Type the records out again in full, exactly.

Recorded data

::::::

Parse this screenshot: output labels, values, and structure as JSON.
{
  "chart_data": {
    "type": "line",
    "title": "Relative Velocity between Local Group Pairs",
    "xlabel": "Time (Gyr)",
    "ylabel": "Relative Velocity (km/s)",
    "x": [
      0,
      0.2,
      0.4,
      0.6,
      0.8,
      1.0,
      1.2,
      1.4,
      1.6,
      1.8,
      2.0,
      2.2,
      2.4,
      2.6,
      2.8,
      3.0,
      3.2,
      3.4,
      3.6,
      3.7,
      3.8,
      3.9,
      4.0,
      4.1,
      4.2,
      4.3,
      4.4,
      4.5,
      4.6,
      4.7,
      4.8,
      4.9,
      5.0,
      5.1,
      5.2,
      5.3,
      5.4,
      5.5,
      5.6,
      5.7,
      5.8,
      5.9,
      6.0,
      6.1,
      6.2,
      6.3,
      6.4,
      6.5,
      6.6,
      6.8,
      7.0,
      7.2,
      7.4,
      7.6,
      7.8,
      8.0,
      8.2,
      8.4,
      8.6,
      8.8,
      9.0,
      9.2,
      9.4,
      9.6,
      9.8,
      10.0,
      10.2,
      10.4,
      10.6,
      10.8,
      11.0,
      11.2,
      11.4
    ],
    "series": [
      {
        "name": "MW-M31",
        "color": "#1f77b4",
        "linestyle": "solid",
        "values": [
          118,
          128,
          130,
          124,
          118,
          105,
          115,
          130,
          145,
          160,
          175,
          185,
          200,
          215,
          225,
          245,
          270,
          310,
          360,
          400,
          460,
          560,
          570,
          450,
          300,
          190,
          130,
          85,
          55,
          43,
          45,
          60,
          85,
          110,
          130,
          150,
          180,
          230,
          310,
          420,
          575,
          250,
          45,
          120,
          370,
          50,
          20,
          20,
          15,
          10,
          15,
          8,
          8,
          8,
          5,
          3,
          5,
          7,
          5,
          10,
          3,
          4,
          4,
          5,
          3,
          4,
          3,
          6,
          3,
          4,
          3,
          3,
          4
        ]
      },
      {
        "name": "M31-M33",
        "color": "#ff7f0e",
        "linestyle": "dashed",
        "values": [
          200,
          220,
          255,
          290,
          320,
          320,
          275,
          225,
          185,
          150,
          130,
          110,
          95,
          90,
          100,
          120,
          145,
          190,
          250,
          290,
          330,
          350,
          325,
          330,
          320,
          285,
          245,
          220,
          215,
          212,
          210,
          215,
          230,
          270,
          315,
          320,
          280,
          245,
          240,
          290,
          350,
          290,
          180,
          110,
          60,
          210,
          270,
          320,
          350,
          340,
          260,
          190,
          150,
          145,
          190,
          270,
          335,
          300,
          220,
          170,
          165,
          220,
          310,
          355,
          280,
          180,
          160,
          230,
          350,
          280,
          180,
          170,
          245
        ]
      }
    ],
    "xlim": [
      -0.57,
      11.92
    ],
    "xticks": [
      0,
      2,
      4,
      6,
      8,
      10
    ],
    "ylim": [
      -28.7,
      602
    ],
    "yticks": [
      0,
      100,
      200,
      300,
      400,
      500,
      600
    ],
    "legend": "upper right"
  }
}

::::::

• [EXPECTED ANSWER]
Parse this screenshot: output labels, values, and structure as JSON.
{
  "chart_data": {
    "type": "line",
    "title": "Relative Velocity between Local Group Pairs",
    "xlabel": "Time (Gyr)",
    "ylabel": "Relative Velocity (km/s)",
    "x": [
      0,
      0.2,
      0.4,
      0.6,
      0.8,
      1.0,
      1.2,
      1.4,
      1.6,
      1.8,
      2.0,
      2.2,
      2.4,
      2.6,
      2.8,
      3.0,
      3.2,
      3.4,
      3.6,
      3.7,
      3.8,
      3.9,
      4.0,
      4.1,
      4.2,
      4.3,
      4.4,
      4.5,
      4.6,
      4.7,
      4.8,
      4.9,
      5.0,
      5.1,
      5.2,
      5.3,
      5.4,
      5.5,
      5.6,
      5.7,
      5.8,
      5.9,
      6.0,
      6.1,
      6.2,
      6.3,
      6.4,
      6.5,
      6.6,
      6.8,
      7.0,
      7.2,
      7.4,
      7.6,
      7.8,
      8.0,
      8.2,
      8.4,
      8.6,
      8.8,
      9.0,
      9.2,
      9.4,
      9.6,
      9.8,
      10.0,
      10.2,
      10.4,
      10.6,
      10.8,
      11.0,
      11.2,
      11.4
    ],
    "series": [
      {
        "name": "MW-M31",
        "color": "#1f77b4",
        "linestyle": "solid",
        "values": [
          118,
          128,
          130,
          124,
          118,
          105,
          115,
          130,
          145,
          160,
          175,
          185,
          200,
          215,
          225,
          245,
          270,
          310,
          360,
          400,
          460,
          560,
          570,
          450,
          300,
          190,
          130,
          85,
          55,
          43,
          45,
          60,
          85,
          110,
          130,
          150,
          180,
          230,
          310,
          420,
          575,
          250,
          45,
          120,
          370,
          50,
          20,
          20,
          15,
          10,
          15,
          8,
          8,
          8,
          5,
          3,
          5,
          7,
          5,
          10,
          3,
          4,
          4,
          5,
          3,
          4,
          3,
          6,
          3,
          4,
          3,
          3,
          4
        ]
      },
      {
        "name": "M31-M33",
        "color": "#ff7f0e",
        "linestyle": "dashed",
        "values": [
          200,
          220,
          255,
          290,
          320,
          320,
          275,
          225,
          185,
          150,
          130,
          110,
          95,
          90,
          100,
          120,
          145,
          190,
          250,
          290,
          330,
          350,
          325,
          330,
          320,
          285,
          245,
          220,
          215,
          212,
          210,
          215,
          230,
          270,
          315,
          320,
          280,
          245,
          240,
          290,
          350,
          290,
          180,
          110,
          60,
          210,
          270,
          320,
          350,
          340,
          260,
          190,
          150,
          145,
          190,
          270,
          335,
          300,
          220,
          170,
          165,
          220,
          310,
          355,
          280,
          180,
          160,
          230,
          350,
          280,
          180,
          170,
          245
        ]
      }
    ],
    "xlim": [
      -0.57,
      11.92
    ],
    "xticks": [
      0,
      2,
      4,
      6,
      8,
      10
    ],
    "ylim": [
      -28.7,
      602
    ],
    "yticks": [
      0,
      100,
      200,
      300,
      400,
      500,
      600
    ],
    "legend": "upper right"
  }
}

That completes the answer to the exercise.